Written exercise: From the entries below, please gather each line containing the string "content".

[Stored records start]

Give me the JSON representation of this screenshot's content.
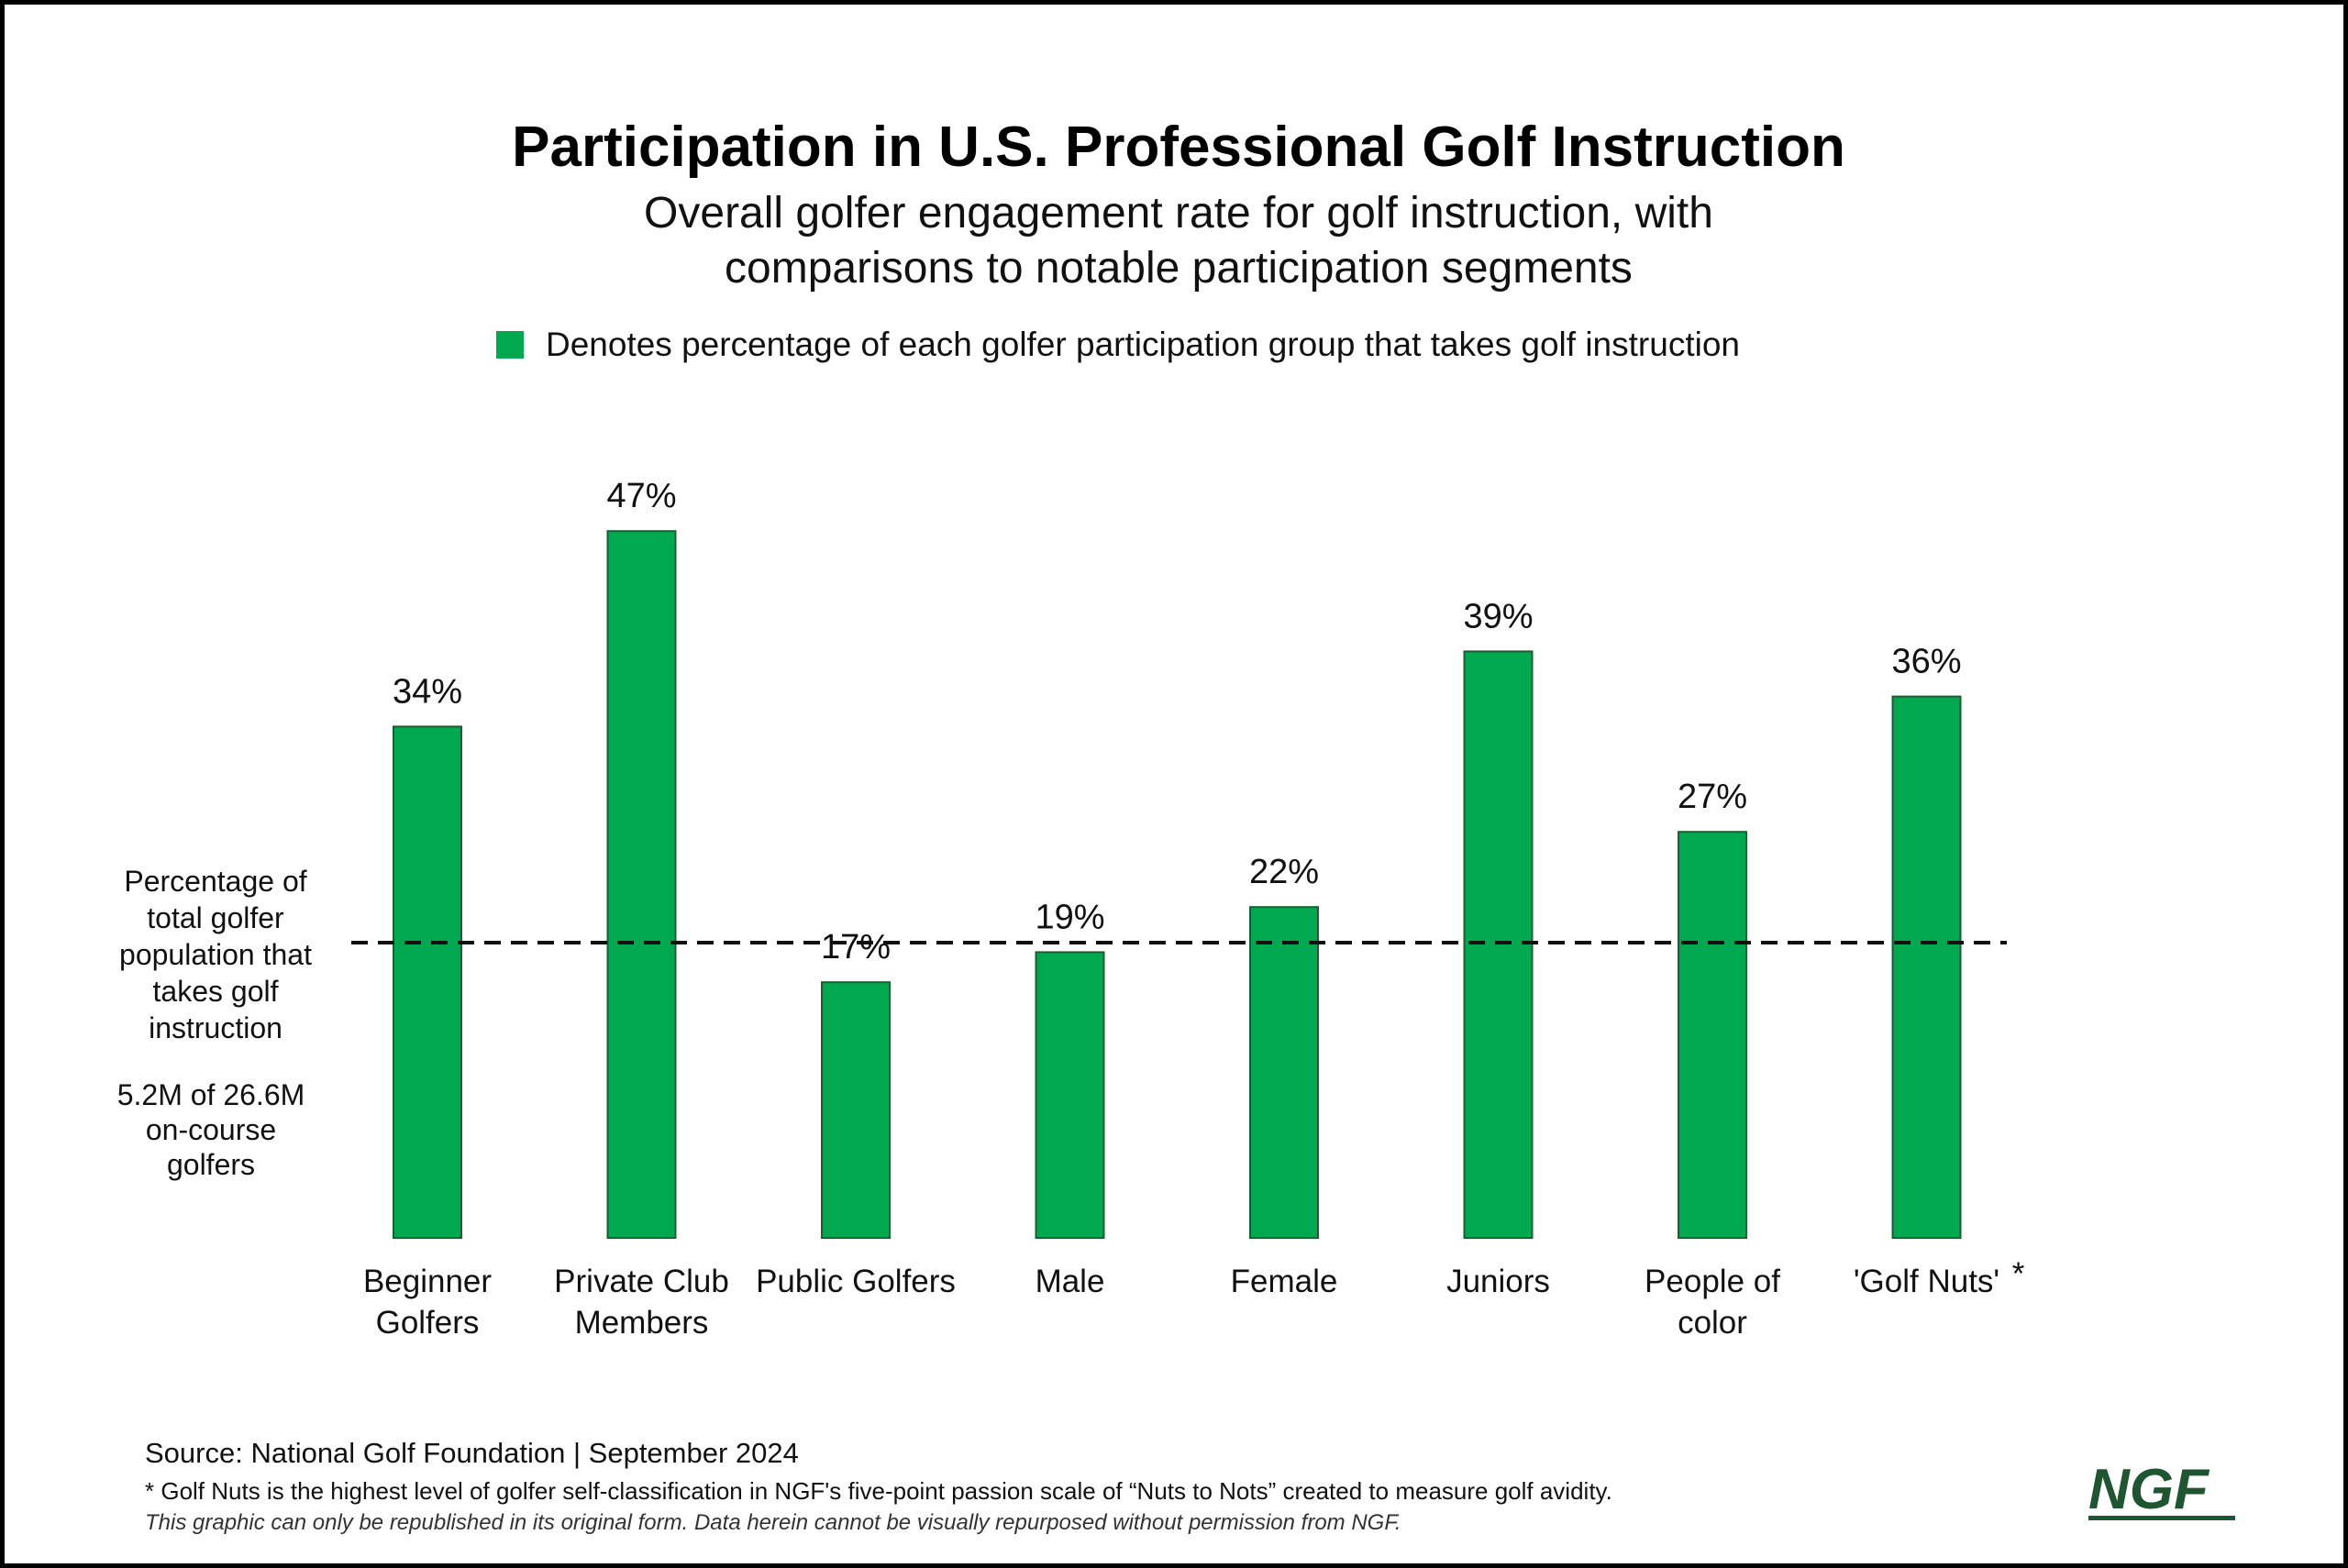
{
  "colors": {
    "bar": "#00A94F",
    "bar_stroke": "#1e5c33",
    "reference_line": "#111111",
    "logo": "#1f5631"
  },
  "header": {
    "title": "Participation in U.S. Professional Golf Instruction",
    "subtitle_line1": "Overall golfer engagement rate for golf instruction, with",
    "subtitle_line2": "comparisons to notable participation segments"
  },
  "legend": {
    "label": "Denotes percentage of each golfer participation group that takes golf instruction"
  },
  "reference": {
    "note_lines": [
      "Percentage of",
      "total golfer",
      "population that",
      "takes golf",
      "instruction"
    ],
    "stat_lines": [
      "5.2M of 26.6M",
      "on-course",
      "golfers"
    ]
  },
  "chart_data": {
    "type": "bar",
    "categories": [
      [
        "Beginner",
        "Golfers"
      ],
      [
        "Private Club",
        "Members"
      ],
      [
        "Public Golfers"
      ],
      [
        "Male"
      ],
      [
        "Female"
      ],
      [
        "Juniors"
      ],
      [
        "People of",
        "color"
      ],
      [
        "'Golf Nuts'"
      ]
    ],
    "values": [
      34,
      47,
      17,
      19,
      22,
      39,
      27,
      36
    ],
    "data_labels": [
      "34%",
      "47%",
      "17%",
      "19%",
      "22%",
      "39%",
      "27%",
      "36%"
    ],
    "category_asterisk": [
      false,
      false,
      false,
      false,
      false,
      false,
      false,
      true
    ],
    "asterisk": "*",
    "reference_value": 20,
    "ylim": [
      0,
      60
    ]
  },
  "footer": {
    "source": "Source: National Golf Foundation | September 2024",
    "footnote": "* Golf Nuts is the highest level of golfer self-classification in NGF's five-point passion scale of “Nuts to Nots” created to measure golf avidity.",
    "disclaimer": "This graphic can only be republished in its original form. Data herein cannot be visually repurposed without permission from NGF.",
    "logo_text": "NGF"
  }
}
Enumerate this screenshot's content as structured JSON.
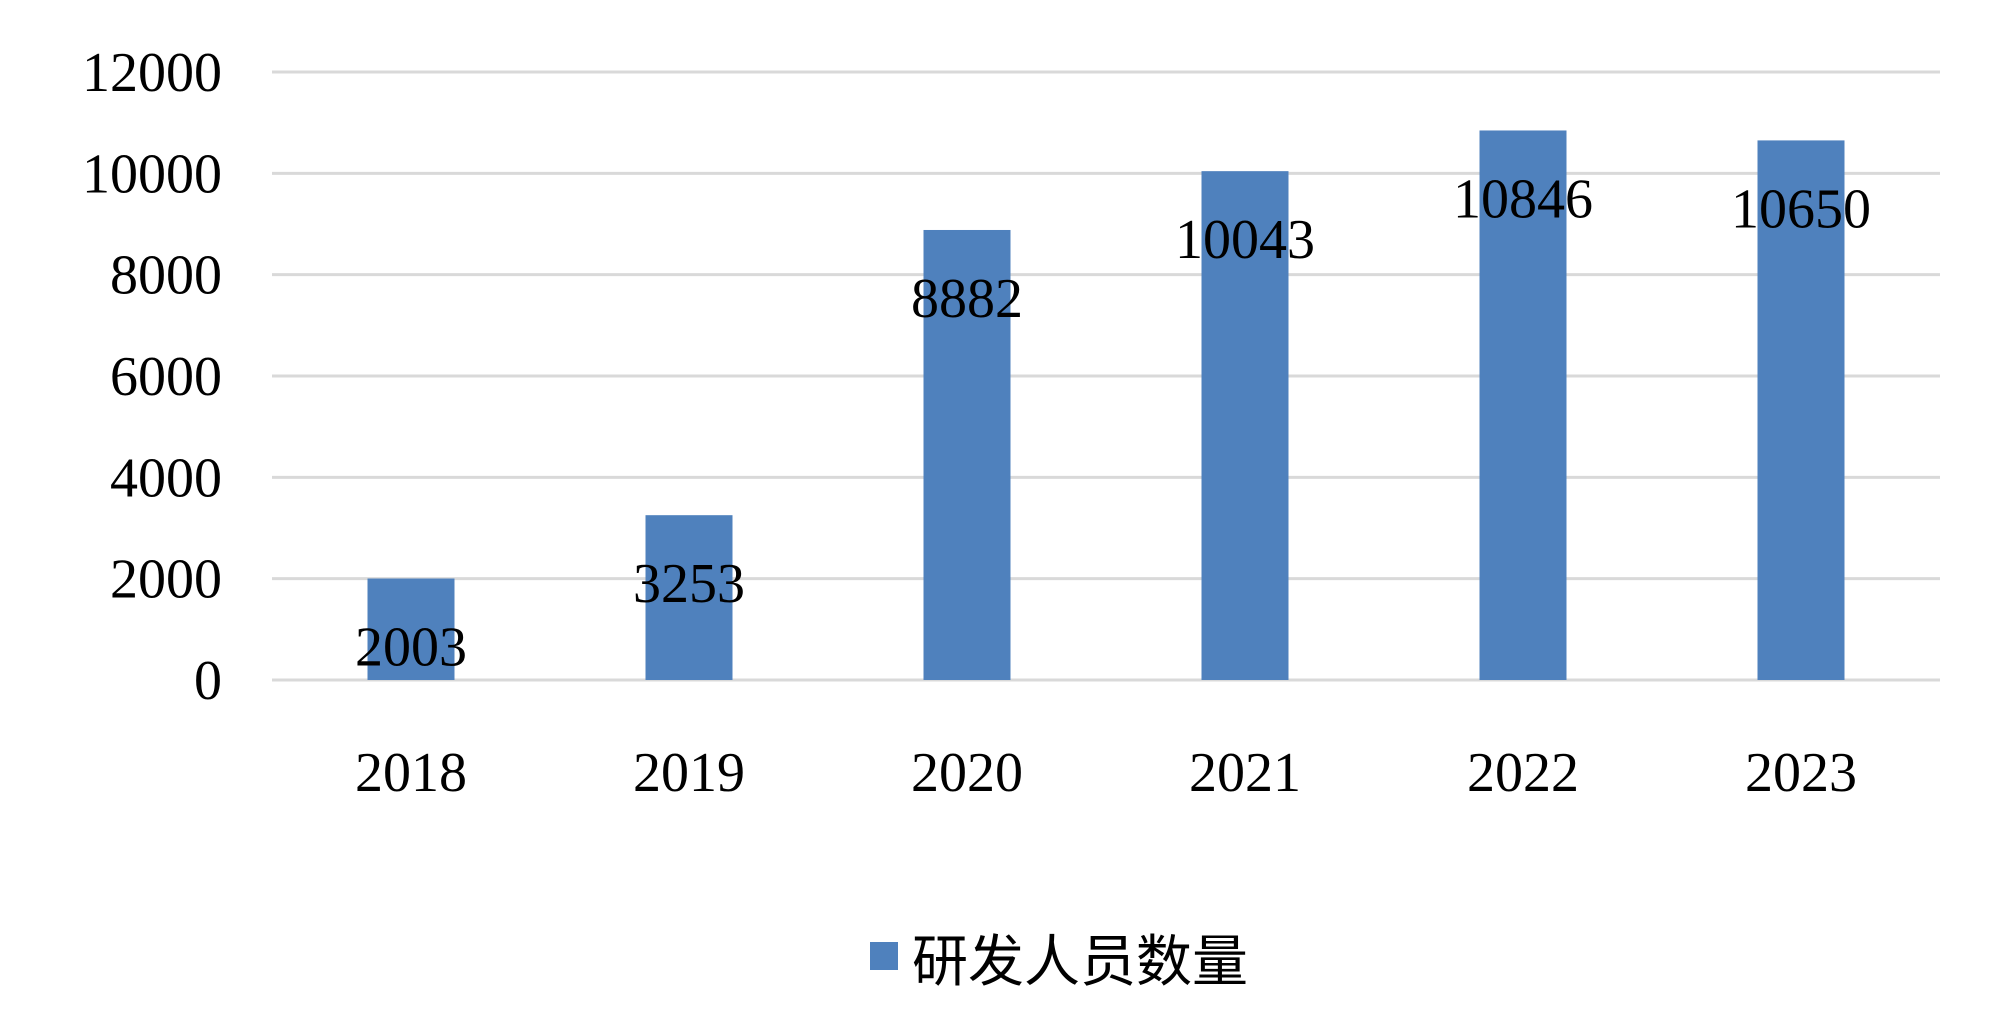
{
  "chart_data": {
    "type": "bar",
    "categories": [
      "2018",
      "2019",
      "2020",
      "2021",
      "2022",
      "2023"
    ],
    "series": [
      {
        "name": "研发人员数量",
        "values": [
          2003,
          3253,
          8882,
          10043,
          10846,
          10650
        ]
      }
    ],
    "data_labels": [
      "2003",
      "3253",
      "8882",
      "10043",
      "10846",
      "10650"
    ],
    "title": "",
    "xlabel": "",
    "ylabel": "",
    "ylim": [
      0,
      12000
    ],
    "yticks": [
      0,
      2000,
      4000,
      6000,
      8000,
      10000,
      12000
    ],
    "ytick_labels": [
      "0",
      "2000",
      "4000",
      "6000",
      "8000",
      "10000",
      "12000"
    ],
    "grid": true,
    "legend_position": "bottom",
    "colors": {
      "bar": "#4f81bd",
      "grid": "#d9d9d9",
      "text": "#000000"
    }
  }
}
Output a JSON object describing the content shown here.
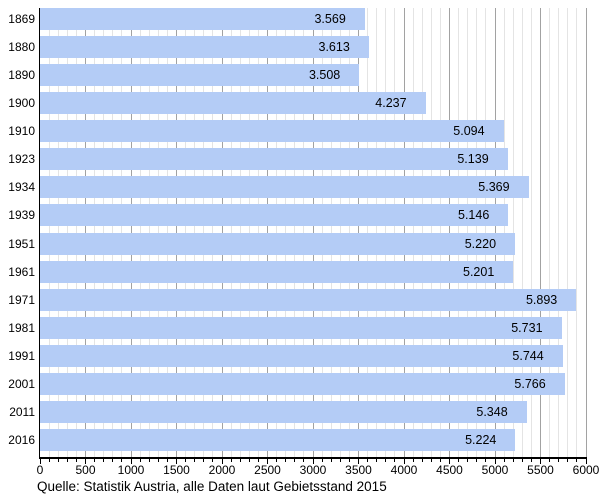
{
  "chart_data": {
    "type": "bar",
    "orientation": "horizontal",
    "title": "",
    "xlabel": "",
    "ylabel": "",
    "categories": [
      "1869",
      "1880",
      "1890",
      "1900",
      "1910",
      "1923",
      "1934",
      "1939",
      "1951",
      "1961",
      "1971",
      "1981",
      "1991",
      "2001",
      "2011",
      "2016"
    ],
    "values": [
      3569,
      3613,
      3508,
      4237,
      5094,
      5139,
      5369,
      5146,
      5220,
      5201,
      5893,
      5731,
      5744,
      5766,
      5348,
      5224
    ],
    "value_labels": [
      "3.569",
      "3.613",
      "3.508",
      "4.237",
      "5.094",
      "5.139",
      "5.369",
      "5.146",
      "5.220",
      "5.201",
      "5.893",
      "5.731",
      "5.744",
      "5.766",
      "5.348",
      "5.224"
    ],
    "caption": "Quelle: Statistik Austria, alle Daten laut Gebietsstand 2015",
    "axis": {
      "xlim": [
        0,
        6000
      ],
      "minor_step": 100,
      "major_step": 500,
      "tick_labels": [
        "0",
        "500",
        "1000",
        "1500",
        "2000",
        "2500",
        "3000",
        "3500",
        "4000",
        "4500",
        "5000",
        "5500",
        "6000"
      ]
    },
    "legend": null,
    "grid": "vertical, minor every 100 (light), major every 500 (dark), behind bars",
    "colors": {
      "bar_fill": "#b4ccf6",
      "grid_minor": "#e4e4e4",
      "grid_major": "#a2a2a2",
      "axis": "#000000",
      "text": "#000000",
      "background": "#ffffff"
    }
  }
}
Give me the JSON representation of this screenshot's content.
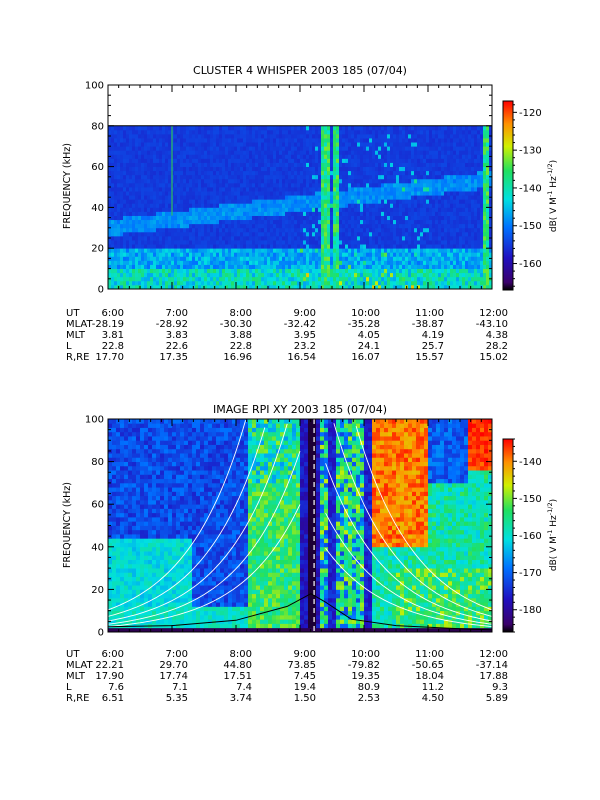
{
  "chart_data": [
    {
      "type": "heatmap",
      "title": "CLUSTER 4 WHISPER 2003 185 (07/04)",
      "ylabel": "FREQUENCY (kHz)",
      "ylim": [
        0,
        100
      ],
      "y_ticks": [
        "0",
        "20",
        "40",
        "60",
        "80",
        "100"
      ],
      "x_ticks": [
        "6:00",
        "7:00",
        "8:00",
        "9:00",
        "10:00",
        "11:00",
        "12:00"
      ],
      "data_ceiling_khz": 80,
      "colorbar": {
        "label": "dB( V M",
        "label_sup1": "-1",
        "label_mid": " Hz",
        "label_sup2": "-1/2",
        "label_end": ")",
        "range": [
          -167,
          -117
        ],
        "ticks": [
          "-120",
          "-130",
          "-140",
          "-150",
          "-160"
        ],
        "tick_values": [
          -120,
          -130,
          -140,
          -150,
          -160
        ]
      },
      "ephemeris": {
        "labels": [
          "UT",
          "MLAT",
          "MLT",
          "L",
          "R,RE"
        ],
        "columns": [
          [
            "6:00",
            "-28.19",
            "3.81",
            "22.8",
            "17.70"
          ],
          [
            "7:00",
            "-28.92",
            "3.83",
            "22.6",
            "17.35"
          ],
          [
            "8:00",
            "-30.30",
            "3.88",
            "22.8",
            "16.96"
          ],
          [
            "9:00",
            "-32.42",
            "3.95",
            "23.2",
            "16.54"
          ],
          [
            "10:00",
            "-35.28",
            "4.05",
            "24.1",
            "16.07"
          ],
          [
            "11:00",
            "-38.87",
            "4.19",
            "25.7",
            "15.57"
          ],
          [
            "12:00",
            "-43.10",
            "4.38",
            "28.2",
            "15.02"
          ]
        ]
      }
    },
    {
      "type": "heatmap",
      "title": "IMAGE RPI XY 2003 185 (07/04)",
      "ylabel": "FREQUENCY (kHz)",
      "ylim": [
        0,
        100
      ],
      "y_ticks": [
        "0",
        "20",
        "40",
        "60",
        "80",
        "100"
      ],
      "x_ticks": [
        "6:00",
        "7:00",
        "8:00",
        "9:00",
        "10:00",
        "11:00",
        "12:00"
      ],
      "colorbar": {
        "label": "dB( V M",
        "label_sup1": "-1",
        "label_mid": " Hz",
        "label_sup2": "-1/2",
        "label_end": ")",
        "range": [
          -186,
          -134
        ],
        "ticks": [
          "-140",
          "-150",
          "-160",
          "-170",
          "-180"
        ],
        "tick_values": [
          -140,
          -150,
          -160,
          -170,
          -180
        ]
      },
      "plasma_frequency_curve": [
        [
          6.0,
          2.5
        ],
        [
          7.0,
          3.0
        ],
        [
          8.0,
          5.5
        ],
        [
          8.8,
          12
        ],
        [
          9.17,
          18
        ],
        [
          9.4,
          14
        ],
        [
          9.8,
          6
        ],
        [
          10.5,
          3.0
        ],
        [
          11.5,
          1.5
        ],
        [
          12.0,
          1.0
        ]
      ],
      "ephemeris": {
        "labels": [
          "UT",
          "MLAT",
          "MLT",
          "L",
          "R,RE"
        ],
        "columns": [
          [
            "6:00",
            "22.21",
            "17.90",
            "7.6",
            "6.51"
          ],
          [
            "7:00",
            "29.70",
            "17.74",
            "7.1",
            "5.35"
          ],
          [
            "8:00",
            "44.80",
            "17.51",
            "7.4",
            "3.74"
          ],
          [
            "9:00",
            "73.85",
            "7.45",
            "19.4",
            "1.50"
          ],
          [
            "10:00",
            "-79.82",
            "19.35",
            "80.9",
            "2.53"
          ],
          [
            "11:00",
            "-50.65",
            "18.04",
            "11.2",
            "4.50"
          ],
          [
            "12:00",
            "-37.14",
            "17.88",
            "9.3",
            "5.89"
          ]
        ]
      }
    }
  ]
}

[Stored records end]

Right answer:
Give me the JSON representation of this screenshot's content.
Enumerate this screenshot's content as structured JSON.
Output a JSON object describing the content shown here.
Give me the JSON representation of this screenshot's content.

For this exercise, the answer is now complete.